## BEGIN Document excerpt

Rust is not an object oriented programming language.

Rust may look like an object-oriented programming language: Types can be associated with “methods,” either “intrinsic” or through “traits.” Methods can often be invoked with C++ or Java-style OOP syntax: map.insert(key, value) or foo.clone(). Just like in an OOP language, this syntax involves a “receiver” argument placed before a . in the caller, called self in the callee.

But make no mistake: Though it may borrow some of the trappings, some of the terminology and syntax, Rust is not an object-oriented programming language. There are three pillars of object-oriented programming: encapsulation, polymorphism, and inheritance. Of these, Rust nixes inheritance entirely, so it can never be a “true” object-oriented programming language. But even for encapsulation and polymorphism, Rust implements them differently than OOP languages do – which we will go into in more detail later.

This all comes as a surprise and an adjustment to a lot of programmers. I see Rust newbies on Reddit asking how to implement OOP design patterns literally, trying to get “class hierarchies” like “shapes” or “vehicles” working with traits standing in as “the Rust version of inheritance” – in other words, trying to solve problems they only have because they’re committed to the OOP approach, and doing contrived OOP examples to try to learn what they expect to be just another version of it.

## END Document excerpt

== Required task 1 ==
According to the Rust passage, why can Rust never be a "true" object-oriented programming language? Answer in one to three sentences.
== Required task 2 ==
In the Rust passage, what is the receiver argument called in the callee?
The rows after this point are separate material, unrelated to the Rust passage.

## BEGIN Data rows

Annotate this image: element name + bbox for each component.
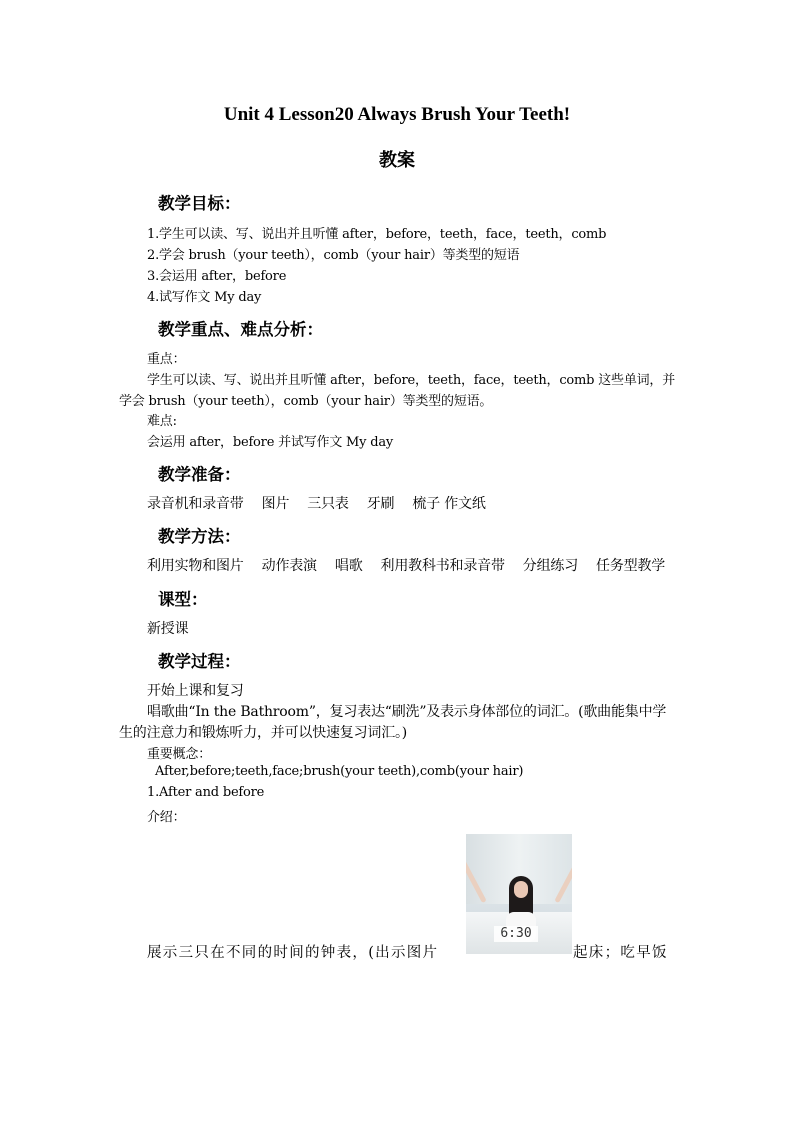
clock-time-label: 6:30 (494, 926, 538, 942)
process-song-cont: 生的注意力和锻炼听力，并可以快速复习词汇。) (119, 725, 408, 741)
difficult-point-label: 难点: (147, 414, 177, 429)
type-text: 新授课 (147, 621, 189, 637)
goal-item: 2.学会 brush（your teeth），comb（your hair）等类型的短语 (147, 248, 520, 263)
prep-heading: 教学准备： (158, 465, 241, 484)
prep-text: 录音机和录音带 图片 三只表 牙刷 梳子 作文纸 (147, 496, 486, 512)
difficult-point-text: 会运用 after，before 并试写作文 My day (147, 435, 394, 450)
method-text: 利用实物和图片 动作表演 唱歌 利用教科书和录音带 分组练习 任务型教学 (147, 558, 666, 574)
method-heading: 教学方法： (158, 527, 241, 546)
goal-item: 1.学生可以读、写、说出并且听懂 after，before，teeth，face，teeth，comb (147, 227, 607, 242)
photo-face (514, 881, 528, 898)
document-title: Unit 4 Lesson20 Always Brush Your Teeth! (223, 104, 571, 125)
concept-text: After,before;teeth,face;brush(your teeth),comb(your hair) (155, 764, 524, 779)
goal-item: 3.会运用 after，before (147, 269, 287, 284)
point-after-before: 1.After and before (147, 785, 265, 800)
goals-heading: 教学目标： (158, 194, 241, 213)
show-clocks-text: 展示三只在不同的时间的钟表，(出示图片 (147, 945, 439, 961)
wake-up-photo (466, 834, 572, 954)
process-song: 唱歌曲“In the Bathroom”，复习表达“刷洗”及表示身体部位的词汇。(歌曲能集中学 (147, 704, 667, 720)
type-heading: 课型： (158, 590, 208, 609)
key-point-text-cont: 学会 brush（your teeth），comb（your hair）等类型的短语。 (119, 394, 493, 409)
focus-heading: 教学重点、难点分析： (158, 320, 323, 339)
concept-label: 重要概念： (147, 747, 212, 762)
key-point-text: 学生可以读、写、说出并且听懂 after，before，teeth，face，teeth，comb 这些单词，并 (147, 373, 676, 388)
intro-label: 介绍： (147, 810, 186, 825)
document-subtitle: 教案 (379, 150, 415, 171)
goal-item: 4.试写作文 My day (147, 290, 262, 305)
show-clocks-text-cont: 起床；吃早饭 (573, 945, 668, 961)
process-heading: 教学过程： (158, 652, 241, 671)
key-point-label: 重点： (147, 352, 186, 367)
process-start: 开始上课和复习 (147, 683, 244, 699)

## END Data rows
## BEGIN Data rows

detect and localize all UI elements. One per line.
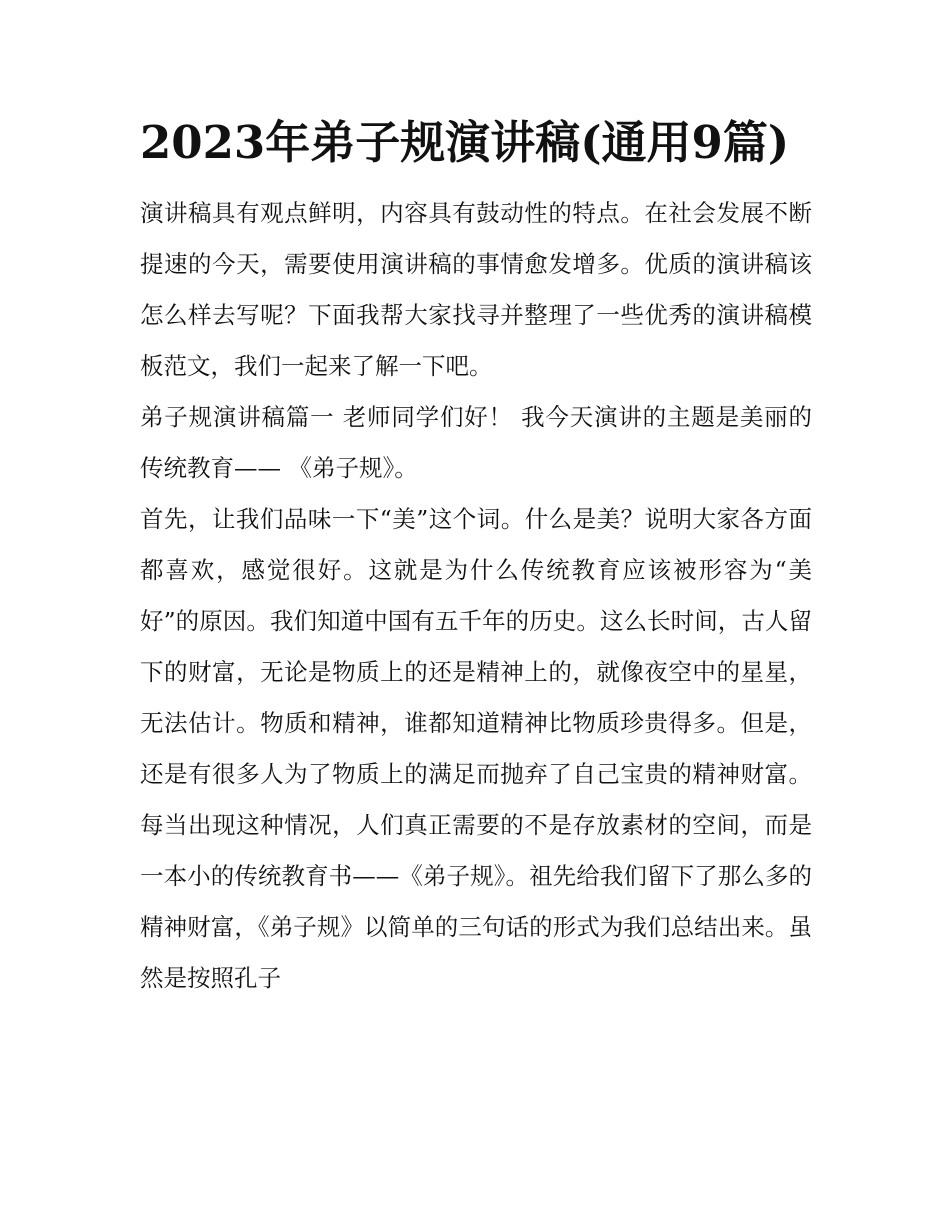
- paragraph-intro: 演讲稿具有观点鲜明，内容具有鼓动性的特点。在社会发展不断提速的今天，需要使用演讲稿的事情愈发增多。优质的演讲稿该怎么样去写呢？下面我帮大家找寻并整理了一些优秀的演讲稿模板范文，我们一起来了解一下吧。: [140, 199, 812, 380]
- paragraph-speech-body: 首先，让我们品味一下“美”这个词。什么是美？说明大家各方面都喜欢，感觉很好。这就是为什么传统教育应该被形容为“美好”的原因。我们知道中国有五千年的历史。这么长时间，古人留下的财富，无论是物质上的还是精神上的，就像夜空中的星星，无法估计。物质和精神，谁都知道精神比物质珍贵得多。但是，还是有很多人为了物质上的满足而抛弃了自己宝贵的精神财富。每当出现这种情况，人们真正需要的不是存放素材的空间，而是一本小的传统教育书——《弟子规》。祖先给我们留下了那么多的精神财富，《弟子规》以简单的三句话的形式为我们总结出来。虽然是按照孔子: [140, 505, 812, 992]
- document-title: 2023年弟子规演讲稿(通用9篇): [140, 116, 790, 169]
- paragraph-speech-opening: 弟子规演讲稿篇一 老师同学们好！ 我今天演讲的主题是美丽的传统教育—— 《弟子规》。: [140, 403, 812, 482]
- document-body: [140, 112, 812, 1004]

## END Data rows

== Full solution 1 ==
Object-oriented programming rests on three pillars: encapsulation, polymorphism, and inheritance. Rust drops inheritance entirely, so it lacks one of those pillars and can never be a "true" object-oriented language.

== Full solution 2 ==
It is called self.